**** Records provided

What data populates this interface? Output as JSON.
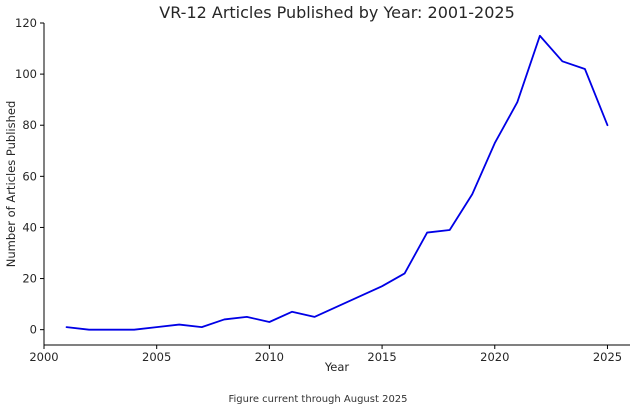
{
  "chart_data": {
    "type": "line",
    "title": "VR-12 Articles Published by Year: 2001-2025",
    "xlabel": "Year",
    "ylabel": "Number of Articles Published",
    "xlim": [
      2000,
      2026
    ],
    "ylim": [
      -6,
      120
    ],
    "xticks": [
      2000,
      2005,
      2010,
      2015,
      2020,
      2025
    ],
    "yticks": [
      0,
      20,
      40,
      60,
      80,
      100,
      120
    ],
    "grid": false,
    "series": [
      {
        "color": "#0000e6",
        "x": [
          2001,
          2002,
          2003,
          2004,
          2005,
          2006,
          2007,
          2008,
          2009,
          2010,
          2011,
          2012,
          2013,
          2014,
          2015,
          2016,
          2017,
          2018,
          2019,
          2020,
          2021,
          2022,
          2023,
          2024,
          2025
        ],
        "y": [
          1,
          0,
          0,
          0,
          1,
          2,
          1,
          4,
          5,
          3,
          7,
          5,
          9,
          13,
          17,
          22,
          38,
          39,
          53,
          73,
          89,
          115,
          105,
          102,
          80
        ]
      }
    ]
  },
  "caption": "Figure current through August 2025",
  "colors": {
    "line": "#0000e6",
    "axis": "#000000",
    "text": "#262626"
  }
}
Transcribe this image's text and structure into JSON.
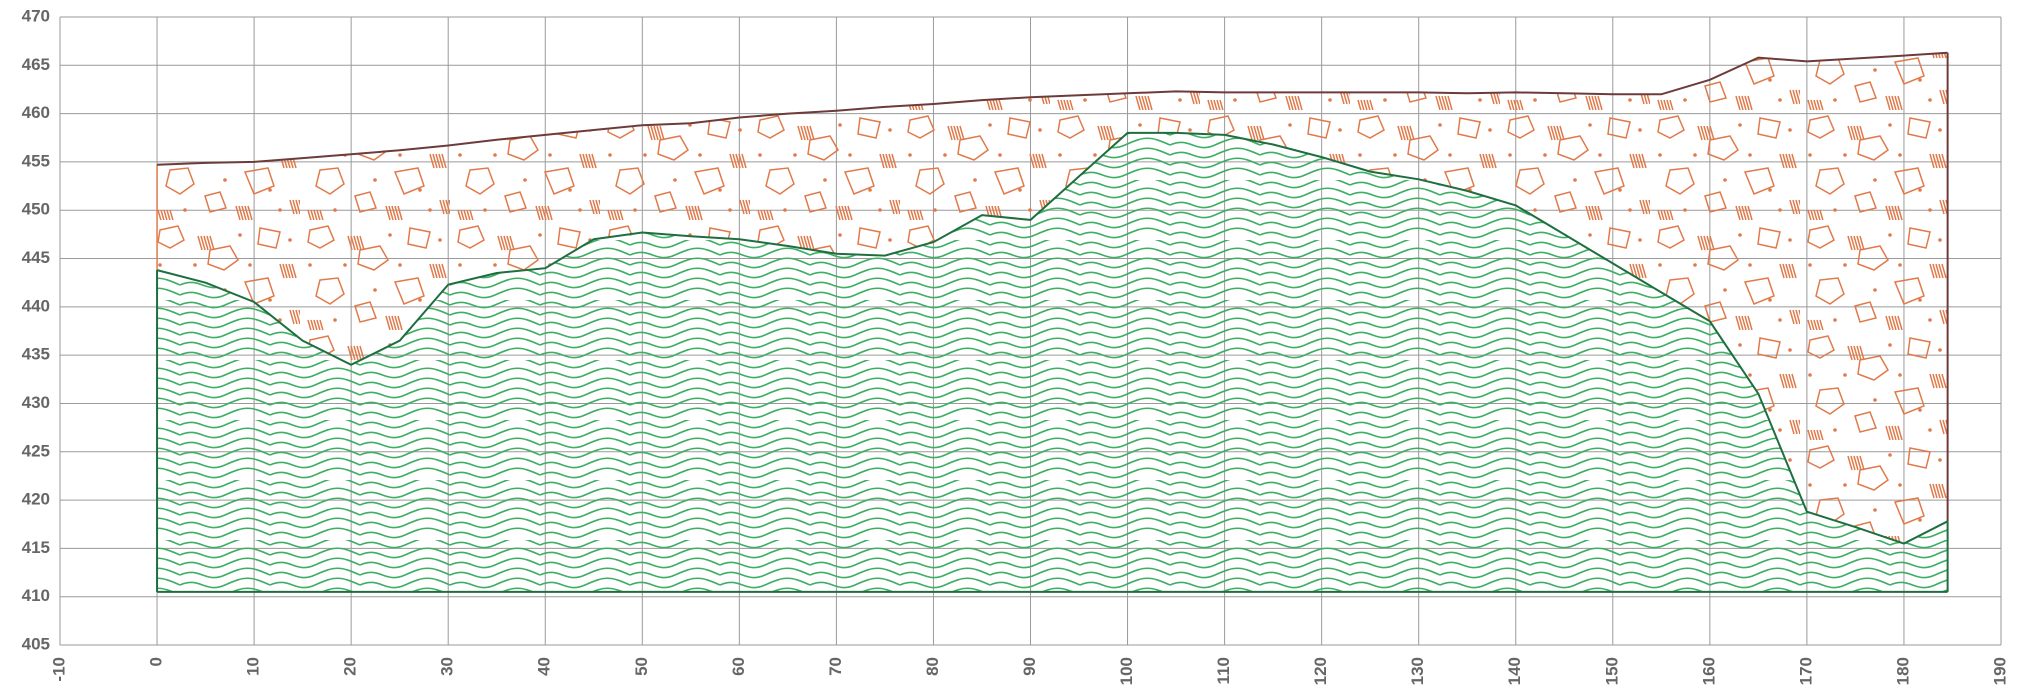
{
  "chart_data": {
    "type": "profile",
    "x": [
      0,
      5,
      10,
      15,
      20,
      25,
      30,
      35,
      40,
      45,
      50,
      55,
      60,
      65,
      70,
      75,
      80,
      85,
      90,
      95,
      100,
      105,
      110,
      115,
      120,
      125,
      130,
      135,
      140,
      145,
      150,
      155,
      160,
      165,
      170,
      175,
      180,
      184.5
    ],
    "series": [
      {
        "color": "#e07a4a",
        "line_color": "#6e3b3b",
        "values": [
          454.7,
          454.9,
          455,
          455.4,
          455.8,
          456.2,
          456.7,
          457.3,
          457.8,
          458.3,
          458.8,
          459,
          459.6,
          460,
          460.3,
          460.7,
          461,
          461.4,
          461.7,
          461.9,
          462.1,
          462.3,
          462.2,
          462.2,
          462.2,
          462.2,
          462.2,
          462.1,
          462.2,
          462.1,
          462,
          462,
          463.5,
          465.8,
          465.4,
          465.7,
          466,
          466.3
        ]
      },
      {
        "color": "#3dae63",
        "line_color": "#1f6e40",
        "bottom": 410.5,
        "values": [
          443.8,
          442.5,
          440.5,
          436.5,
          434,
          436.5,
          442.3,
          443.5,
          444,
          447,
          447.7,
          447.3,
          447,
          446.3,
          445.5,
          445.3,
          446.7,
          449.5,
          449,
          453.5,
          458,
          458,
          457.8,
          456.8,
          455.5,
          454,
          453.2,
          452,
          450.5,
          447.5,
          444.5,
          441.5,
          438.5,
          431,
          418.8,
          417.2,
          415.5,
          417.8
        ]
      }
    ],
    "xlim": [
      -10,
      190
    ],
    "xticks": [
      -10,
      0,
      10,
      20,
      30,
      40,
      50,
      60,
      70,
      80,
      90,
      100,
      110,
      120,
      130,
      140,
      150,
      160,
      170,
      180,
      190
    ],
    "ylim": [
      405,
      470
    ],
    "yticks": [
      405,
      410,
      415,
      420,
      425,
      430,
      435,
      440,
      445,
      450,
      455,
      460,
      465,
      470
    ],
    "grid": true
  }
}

********
**** Records provided

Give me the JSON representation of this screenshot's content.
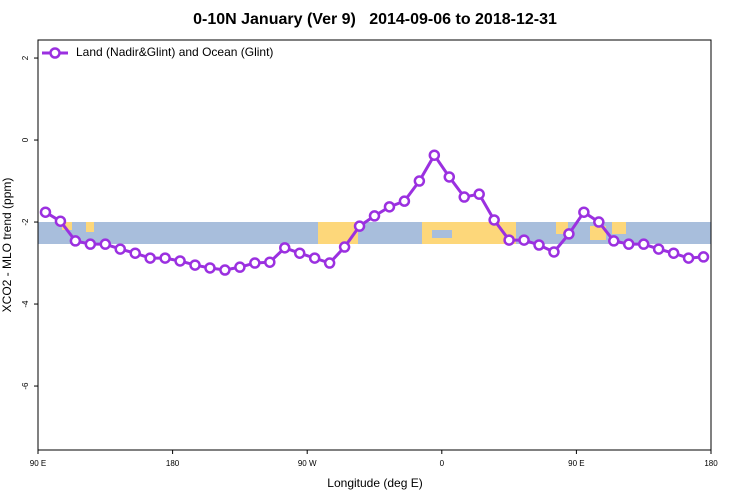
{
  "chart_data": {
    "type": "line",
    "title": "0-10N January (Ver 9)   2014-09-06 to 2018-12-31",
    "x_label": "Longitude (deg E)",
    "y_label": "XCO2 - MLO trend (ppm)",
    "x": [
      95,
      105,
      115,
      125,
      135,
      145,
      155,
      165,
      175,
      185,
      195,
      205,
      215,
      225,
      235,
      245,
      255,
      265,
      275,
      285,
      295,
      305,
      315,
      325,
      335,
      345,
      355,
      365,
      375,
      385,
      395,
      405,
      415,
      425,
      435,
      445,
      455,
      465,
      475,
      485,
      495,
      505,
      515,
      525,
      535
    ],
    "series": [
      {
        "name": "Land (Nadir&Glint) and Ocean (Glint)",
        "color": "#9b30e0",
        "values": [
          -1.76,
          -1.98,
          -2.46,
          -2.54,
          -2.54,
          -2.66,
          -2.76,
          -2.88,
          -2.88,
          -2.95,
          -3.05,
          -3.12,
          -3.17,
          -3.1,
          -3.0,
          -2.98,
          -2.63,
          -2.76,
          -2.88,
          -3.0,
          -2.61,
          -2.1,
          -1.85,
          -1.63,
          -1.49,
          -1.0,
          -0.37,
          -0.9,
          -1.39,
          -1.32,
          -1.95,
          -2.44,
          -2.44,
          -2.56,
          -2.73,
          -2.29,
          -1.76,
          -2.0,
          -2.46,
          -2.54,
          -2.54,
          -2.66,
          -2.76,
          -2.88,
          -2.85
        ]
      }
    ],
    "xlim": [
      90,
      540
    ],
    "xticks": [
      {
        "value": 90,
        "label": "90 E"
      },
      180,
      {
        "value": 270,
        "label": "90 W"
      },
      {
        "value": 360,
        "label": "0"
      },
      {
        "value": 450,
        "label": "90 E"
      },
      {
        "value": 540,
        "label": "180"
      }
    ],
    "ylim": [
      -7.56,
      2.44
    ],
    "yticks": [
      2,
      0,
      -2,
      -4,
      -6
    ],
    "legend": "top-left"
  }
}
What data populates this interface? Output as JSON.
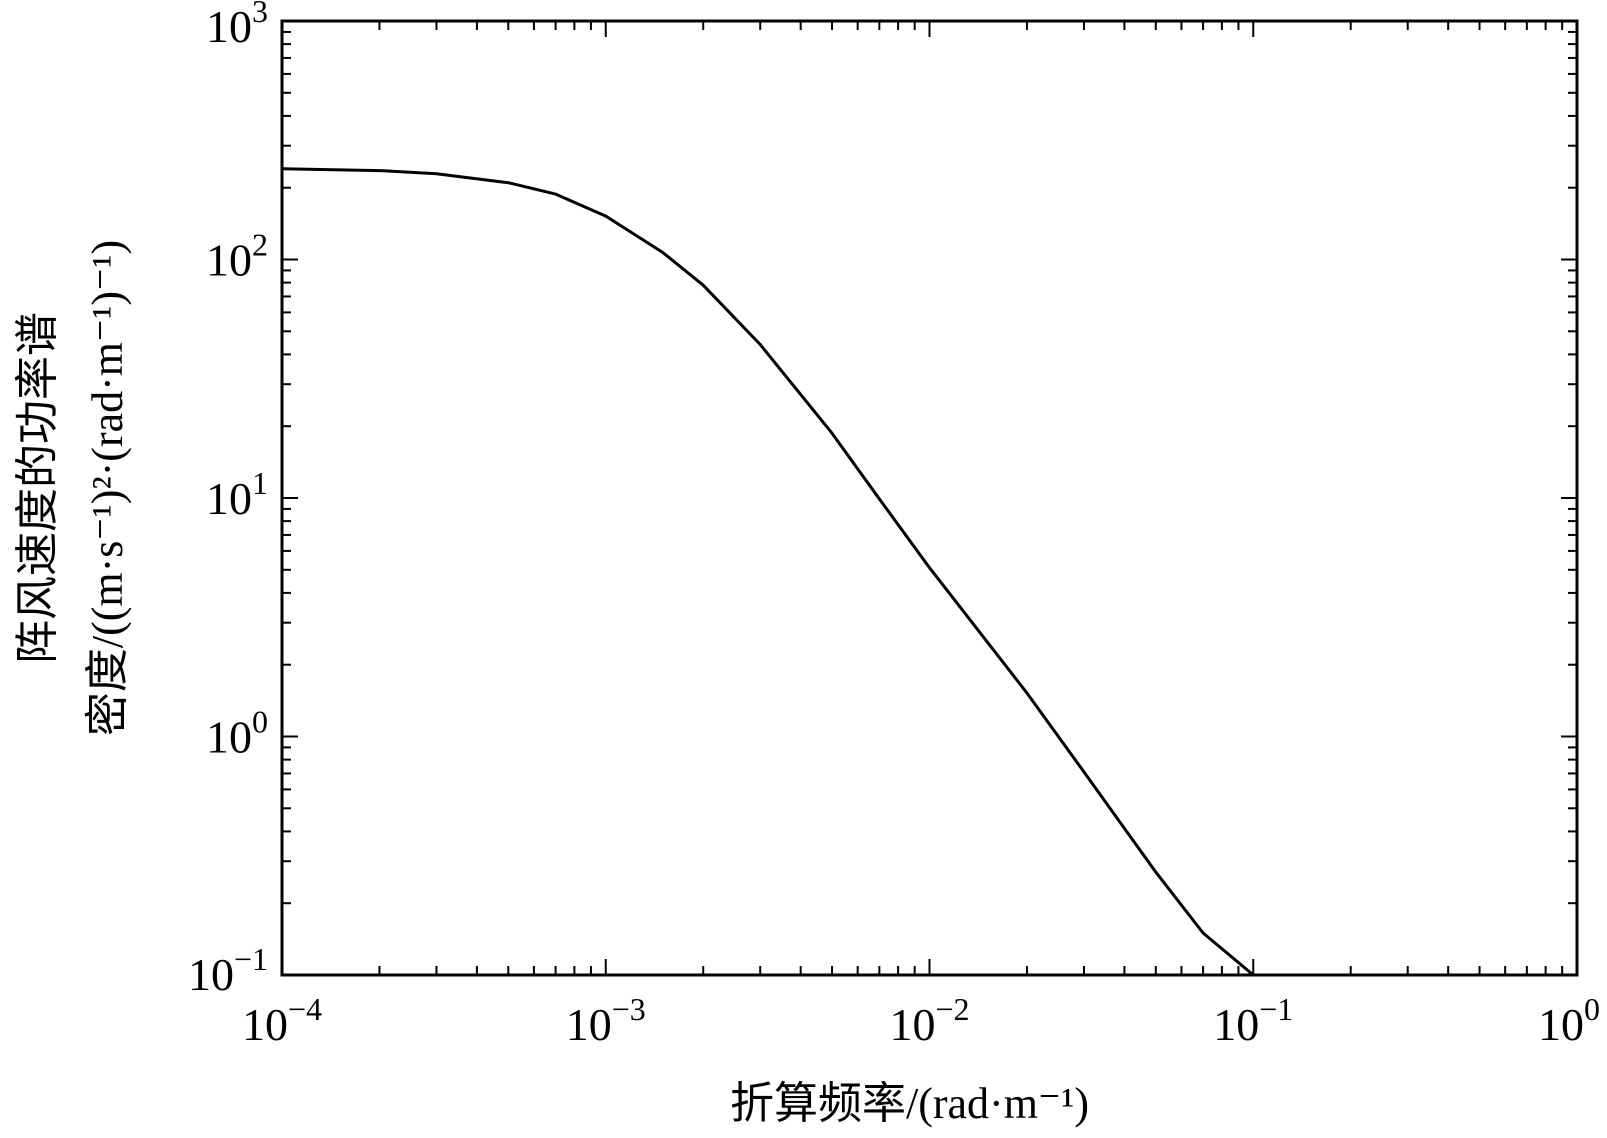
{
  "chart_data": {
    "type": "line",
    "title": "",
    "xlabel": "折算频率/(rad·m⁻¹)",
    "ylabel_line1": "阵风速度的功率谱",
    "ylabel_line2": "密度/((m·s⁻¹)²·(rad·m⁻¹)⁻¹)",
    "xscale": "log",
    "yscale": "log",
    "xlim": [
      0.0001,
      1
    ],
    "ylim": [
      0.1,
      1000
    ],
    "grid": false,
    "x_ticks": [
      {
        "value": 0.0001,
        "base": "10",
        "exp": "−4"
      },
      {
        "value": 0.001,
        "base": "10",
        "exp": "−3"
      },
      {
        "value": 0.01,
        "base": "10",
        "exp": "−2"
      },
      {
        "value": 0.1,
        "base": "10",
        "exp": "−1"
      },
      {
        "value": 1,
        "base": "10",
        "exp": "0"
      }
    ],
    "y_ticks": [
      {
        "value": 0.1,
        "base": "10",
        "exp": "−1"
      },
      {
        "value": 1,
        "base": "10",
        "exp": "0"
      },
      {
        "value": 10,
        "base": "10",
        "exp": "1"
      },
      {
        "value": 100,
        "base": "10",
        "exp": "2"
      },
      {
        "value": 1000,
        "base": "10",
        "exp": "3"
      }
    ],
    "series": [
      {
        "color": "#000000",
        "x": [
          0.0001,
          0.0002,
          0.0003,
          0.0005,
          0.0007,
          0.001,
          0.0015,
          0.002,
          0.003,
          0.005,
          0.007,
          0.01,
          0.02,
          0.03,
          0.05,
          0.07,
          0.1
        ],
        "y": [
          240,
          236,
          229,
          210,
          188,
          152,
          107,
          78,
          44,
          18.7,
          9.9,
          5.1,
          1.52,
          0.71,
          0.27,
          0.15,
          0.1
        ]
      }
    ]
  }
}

********
**** Records provided

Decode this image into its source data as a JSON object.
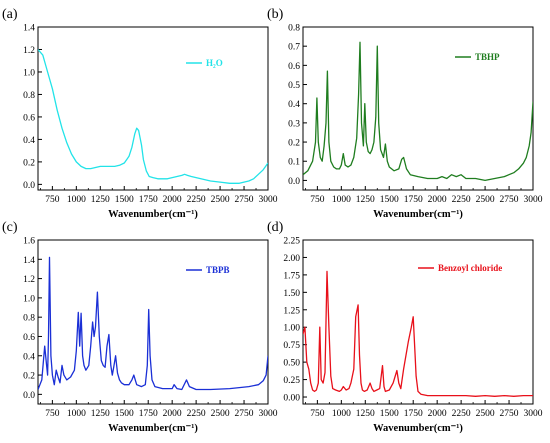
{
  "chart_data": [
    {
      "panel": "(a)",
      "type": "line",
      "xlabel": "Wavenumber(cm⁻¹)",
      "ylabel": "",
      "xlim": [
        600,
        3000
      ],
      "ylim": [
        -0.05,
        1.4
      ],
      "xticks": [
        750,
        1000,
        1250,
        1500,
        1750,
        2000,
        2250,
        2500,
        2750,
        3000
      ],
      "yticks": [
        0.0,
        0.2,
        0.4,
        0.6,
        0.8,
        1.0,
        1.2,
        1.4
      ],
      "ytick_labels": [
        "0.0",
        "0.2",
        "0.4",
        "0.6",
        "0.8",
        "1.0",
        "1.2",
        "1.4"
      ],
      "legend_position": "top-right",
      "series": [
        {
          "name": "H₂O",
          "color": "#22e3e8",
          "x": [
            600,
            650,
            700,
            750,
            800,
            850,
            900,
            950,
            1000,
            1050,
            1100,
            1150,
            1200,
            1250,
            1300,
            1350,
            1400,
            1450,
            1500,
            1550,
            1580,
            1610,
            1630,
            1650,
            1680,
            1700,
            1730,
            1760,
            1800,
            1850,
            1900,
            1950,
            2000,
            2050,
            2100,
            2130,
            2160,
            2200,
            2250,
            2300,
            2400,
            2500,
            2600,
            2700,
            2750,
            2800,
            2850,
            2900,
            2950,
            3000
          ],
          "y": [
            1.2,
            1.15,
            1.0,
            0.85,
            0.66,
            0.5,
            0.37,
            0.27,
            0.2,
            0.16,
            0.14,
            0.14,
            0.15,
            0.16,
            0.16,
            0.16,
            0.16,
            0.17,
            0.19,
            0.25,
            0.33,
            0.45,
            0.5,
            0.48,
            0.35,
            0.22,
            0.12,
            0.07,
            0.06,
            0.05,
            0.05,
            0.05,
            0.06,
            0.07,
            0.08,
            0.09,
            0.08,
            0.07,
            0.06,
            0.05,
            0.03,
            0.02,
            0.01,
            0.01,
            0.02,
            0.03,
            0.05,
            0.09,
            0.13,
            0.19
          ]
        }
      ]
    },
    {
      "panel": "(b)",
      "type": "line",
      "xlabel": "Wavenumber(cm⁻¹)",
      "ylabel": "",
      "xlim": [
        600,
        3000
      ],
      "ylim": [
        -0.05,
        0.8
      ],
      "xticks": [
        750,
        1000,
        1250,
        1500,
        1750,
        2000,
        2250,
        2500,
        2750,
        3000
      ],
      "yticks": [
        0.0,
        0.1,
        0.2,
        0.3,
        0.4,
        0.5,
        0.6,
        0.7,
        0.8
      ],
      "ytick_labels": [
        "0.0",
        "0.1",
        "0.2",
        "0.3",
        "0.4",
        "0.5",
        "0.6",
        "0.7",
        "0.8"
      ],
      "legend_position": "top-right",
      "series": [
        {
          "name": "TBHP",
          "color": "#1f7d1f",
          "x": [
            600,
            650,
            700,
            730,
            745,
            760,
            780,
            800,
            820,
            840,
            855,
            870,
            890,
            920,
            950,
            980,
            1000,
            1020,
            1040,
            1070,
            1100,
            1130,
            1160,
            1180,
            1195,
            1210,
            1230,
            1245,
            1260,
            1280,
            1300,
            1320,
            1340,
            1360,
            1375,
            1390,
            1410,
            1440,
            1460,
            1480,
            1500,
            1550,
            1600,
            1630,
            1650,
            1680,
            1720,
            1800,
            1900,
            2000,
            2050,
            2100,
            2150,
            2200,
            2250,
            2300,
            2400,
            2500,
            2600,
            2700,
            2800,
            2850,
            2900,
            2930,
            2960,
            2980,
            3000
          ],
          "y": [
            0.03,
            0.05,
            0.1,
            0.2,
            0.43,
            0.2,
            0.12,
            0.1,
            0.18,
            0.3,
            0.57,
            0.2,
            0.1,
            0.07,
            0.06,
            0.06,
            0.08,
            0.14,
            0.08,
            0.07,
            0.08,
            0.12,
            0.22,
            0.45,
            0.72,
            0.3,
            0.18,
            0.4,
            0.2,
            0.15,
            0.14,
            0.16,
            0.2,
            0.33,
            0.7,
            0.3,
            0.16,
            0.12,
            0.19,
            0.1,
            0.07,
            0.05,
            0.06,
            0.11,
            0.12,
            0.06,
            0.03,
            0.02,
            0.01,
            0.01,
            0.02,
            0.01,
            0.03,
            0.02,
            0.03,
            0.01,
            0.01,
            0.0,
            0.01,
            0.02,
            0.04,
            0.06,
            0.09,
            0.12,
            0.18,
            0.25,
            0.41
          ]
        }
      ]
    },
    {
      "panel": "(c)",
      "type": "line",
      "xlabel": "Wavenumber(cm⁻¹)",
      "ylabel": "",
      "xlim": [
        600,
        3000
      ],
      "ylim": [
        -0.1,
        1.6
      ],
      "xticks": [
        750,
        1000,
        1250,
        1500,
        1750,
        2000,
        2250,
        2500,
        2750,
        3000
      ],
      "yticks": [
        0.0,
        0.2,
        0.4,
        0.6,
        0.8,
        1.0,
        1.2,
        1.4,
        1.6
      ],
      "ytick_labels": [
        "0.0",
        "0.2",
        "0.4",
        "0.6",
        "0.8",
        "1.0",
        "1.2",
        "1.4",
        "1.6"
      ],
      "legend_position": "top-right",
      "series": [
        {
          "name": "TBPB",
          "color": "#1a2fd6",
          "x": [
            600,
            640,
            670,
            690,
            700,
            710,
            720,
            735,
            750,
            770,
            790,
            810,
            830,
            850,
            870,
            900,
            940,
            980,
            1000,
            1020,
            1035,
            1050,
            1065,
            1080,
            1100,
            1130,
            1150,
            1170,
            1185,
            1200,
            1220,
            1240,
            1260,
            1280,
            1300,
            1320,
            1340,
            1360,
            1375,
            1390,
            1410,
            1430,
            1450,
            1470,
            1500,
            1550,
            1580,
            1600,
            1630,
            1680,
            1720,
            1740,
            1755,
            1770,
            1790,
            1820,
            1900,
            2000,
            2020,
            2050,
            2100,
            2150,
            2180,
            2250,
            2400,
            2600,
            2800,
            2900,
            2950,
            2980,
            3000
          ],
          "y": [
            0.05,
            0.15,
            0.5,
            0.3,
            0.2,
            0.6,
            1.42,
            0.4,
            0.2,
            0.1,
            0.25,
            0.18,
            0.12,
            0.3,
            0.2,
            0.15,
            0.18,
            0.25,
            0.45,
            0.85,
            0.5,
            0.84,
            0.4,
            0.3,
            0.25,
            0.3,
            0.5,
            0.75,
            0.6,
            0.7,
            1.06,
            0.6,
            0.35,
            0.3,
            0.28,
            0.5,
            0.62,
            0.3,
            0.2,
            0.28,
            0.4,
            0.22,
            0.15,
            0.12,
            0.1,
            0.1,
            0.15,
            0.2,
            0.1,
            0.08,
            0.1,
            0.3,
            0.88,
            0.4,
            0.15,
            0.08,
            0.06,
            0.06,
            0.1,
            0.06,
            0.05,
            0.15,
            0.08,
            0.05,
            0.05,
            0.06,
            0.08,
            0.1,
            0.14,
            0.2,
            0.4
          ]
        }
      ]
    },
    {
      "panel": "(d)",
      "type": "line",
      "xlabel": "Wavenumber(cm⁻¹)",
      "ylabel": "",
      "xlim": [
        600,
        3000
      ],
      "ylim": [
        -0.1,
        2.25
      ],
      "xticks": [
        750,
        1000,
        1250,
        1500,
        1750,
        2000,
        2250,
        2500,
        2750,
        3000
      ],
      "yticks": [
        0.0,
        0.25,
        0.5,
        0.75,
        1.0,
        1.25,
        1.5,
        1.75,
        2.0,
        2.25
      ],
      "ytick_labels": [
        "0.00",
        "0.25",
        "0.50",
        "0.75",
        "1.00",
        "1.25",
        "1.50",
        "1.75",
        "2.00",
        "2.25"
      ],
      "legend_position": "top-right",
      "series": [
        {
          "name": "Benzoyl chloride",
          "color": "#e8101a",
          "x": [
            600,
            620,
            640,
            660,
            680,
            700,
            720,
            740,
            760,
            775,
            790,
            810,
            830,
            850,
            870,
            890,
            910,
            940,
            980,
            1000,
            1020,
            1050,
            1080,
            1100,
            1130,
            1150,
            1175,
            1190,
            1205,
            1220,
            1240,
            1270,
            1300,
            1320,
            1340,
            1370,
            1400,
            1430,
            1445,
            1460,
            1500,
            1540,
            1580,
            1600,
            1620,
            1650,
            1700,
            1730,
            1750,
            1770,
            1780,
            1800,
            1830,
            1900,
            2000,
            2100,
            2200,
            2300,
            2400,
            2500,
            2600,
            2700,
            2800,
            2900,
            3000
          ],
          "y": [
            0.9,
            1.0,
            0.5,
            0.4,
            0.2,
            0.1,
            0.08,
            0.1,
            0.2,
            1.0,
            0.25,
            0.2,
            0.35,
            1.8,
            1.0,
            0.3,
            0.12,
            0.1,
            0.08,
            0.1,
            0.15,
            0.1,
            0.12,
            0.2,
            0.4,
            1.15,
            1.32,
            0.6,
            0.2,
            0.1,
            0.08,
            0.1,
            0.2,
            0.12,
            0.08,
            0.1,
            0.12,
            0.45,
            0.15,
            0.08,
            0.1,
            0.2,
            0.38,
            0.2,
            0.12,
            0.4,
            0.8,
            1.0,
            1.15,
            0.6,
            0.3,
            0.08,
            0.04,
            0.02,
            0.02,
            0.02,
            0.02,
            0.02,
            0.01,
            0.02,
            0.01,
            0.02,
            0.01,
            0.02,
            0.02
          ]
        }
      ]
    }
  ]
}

********

● Given request: Pull out all lines containing the word "image" from the entries above.

● Output below:
Transcribe this image's text and structure into JSON.
Decode this image into its source data as a JSON object.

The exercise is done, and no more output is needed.